%%

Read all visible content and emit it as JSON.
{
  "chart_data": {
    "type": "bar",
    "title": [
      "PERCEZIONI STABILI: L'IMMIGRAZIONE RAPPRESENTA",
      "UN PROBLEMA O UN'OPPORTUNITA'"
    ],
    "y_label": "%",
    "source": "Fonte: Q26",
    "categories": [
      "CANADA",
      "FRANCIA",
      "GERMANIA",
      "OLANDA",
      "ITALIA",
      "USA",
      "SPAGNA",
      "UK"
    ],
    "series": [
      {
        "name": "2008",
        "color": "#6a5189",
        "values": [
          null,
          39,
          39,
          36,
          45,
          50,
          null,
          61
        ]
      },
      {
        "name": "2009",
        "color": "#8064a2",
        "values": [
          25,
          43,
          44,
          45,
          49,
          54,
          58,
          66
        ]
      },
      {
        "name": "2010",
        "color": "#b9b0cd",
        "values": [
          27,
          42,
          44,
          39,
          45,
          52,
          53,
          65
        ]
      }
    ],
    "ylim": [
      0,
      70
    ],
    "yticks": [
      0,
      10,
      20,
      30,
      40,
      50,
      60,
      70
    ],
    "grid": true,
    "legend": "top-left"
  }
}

%%

Restate each entry exactly, skipping none.

* Worked answer:
Read all visible content and emit it as JSON.
{
  "chart_data": {
    "type": "bar",
    "title": [
      "PERCEZIONI STABILI: L'IMMIGRAZIONE RAPPRESENTA",
      "UN PROBLEMA O UN'OPPORTUNITA'"
    ],
    "y_label": "%",
    "source": "Fonte: Q26",
    "categories": [
      "CANADA",
      "FRANCIA",
      "GERMANIA",
      "OLANDA",
      "ITALIA",
      "USA",
      "SPAGNA",
      "UK"
    ],
    "series": [
      {
        "name": "2008",
        "color": "#6a5189",
        "values": [
          null,
          39,
          39,
          36,
          45,
          50,
          null,
          61
        ]
      },
      {
        "name": "2009",
        "color": "#8064a2",
        "values": [
          25,
          43,
          44,
          45,
          49,
          54,
          58,
          66
        ]
      },
      {
        "name": "2010",
        "color": "#b9b0cd",
        "values": [
          27,
          42,
          44,
          39,
          45,
          52,
          53,
          65
        ]
      }
    ],
    "ylim": [
      0,
      70
    ],
    "yticks": [
      0,
      10,
      20,
      30,
      40,
      50,
      60,
      70
    ],
    "grid": true,
    "legend": "top-left"
  }
}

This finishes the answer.